**PROBLEM REQUIREMENTS**
Copy every line from the data below in which the string "values" can be found.

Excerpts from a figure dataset
++++++++

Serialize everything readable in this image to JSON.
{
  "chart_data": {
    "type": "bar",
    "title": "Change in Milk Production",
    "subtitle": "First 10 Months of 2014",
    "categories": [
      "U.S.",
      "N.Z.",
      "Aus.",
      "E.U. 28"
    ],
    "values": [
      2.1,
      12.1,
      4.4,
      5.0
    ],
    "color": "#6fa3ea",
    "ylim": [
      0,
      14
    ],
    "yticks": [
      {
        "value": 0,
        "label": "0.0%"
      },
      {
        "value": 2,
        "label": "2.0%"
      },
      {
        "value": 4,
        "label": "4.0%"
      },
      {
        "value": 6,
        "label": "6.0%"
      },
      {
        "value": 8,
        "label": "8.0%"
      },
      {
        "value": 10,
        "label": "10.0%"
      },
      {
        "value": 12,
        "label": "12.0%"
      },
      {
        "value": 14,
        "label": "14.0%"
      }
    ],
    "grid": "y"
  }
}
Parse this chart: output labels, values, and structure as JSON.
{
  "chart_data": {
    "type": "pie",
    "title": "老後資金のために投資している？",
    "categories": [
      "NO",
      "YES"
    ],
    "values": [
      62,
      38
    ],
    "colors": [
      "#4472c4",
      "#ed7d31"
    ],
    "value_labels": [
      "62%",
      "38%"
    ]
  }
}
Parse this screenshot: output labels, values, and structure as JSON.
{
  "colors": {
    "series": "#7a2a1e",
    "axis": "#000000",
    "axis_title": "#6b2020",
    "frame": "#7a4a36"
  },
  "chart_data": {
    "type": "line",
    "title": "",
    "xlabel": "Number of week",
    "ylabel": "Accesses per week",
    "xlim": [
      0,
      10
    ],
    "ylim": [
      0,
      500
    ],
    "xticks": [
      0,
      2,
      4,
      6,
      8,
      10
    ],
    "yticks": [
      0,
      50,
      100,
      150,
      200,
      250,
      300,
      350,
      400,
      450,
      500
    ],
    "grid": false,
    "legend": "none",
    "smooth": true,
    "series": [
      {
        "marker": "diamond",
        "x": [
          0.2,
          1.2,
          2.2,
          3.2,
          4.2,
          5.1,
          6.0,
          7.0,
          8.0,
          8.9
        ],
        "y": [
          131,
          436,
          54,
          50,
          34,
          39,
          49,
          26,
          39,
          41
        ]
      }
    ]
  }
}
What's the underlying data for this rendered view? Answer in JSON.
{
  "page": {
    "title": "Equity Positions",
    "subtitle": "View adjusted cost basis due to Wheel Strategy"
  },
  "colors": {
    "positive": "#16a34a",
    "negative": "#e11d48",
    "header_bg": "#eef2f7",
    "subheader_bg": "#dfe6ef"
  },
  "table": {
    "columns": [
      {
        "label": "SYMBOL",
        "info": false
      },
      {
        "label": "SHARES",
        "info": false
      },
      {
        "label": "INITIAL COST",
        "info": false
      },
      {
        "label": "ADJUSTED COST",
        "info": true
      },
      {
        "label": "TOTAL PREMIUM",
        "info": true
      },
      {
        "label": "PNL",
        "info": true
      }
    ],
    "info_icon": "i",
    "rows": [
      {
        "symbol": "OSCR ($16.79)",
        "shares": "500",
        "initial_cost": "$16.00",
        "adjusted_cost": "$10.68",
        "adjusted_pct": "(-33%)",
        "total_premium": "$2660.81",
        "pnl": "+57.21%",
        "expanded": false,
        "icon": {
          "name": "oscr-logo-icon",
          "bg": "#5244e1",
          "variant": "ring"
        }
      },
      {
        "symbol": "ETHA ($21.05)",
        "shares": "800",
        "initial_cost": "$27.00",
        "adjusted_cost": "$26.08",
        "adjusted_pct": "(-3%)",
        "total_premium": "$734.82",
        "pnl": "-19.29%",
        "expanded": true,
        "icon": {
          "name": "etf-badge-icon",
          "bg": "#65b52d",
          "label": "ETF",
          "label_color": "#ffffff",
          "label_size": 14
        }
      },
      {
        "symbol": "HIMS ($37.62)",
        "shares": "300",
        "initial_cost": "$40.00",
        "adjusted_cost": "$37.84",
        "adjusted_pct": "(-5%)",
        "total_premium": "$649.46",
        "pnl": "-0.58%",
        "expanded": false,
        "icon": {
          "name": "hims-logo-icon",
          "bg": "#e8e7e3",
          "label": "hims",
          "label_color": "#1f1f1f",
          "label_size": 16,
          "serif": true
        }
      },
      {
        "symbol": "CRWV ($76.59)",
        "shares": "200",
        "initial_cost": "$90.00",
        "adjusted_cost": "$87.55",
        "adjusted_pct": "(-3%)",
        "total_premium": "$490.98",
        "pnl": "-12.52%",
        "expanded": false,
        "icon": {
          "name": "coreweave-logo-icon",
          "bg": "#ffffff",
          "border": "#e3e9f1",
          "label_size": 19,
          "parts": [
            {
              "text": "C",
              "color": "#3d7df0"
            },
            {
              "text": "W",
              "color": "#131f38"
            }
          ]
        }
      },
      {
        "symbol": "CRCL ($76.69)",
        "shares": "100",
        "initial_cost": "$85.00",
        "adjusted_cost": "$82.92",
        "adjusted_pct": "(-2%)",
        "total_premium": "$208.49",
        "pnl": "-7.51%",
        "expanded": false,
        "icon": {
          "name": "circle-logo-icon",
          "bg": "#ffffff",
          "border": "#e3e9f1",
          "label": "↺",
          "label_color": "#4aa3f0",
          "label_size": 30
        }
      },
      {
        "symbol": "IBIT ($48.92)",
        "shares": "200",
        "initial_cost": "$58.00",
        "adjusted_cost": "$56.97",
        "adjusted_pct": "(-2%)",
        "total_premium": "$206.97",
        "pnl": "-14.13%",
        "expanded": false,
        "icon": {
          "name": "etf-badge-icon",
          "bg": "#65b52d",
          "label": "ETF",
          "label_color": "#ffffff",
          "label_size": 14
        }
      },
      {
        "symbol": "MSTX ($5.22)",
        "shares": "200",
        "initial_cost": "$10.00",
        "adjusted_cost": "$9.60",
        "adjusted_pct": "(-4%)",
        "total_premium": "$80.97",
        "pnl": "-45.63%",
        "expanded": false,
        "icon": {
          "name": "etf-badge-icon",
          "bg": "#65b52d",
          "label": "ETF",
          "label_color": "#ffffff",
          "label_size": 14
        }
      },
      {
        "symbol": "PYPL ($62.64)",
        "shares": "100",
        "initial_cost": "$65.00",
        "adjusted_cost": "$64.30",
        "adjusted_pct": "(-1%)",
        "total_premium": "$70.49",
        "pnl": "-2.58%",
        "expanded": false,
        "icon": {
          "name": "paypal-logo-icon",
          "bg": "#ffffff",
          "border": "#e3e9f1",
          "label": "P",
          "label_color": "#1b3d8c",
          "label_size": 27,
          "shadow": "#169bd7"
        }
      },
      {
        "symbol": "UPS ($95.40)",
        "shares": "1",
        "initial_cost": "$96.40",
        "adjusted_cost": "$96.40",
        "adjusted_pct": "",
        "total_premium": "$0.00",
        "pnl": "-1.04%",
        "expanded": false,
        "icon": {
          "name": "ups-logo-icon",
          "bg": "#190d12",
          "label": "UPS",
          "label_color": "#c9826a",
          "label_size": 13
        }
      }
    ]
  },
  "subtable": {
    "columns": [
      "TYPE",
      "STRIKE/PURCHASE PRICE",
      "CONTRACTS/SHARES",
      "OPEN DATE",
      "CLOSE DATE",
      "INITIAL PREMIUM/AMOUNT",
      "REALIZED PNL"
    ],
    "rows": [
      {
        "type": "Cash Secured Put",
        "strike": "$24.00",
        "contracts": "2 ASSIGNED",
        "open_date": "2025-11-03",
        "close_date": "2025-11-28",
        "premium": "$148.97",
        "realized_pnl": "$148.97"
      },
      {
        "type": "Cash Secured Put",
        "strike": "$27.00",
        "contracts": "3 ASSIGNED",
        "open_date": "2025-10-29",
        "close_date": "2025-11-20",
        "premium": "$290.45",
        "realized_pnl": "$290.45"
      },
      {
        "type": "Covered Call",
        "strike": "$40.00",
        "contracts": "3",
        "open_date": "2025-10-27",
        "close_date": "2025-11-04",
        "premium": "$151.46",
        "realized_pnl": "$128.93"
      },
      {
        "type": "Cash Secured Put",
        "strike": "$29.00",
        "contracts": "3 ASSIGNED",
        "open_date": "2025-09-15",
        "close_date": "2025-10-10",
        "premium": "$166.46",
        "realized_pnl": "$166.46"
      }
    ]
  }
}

++++++++

**EXERCISE ANSWER**
    "values": [
Parse this chart: output labels, values, and structure as JSON.
    "values": [
Parse this screenshot: output labels, values, and structure as JSON.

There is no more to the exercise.